-------- Passage --------

Veg Cheese Triangles


These veg cheese triangle tikki’s are a healthy snack as we will shallow fry them in less Oil and these are loaded not only with lots of veggies but also Paneer a source of protein,Come then lets begin.

Ingredients:-  ( Serves 15 )

  • 1 tbsp Oil / Tel
  • 1/2 tsp Cumin / Zeera
  • A pinch Asafoetida / Hing
  • 1/2 tsp Ginger paste / Adrakh
  • 1 cup Carrot  / Gajjar
  • 1 cup Capsicum / Bell Pepper / Shimla Mirch
  • 1 cup Cabbage / Patta gobhi
  • Salt to taste / Namak
  • 1/4 -1/2 cup Water / Pani
  • 1 big boiled Potato / Aloo
  • 125 gm Cottage cheese / Paneer
  • 2 cubes processed Cheese
  • 1/2 tsp Chilli paste / Hari mirch paste
  • 1/2 tsp Garam Masala
  • 1/2 tsp Chaat masala
  • 1 tsp Mango powder / Aamchur
  • 1 tbsp fresh Coriander / Dhaniya


  • 1/2 cup Corn flour
  • 1/4 tsp Salt / Namak
  • 1/4 tsp red Chilli flakes / Sukhi sabot lal mirch
  • About 1/4 cup Water
  • Some Bread crumb
  • 5-6 tsp Oil / Tel


  1. In hot Oil add Cumin and let it to crackle over low few seconds also adding Asafoetida.
  2. Over this then add Ginger paste and then within few seconds add chopped  Carrot in small pieces.
  3. Sauté for 2-4 minutes over medium or until soft.
  4. Next add roughly chopped Capsicum and Cabbage also adding Salt.
  5. Sauté till veggies settle down.Add Water ,keep covered and let it cook over low-medium for about 5 minutes or until soft.

--------

What is being asked => Continue the veg cheese triangles recipe, picking up after step 5.

-------- Provided information --------

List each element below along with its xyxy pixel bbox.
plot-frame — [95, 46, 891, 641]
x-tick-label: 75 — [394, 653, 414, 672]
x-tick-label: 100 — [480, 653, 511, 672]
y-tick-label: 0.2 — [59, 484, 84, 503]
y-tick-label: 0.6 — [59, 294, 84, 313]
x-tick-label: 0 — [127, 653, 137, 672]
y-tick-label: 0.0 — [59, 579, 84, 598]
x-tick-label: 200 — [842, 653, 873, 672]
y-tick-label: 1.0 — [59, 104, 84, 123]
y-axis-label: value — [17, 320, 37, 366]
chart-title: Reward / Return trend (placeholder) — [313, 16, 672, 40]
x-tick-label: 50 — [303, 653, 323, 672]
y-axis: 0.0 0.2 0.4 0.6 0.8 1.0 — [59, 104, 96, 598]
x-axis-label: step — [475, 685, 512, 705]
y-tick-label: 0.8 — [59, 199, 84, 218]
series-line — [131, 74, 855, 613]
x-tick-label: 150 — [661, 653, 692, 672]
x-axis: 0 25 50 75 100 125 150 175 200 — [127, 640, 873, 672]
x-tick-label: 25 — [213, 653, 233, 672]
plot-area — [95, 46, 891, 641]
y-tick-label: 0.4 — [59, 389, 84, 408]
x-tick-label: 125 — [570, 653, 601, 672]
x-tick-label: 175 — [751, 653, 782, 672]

--------

Exercise answer =>
  6. Next add mashed boiled Potato,crumbled Cottage cheese,grated processed cheeses,Chilli paste,Chaat masala,Garam masala and Mango powder.Give it a good mix.
  7. Before switching off sprinkle finely chopped fresh Coriander .Now let this mix cool down.
  8. Further take small portions of this veg cheese mix and make triangle shaped Tikki’s.
  9. Now to give a crispy coating to these Tikki’s make a corn flour slurry in a bowl adding Salt and Chilli flakes using Water.
  10. Over the stove add some Oil in an open Pan .
  11. Dip the made Triangle Tikki’s in this slurry and then coat them with Bread crumb.immediately place in the Pan to shallow fry.
  12. Fry on low-medium till crispy golden brown and flip in between to fry evenly on both sides.
  13. Serve hot with sauce or Chutney.

Tips :-

  • You can make any shape of your choice and keep them all ready over a plate.
  • Slurry should neither be too thick nor thin.
  • To make crispy give a little press to the Tikki’s using back of spatula.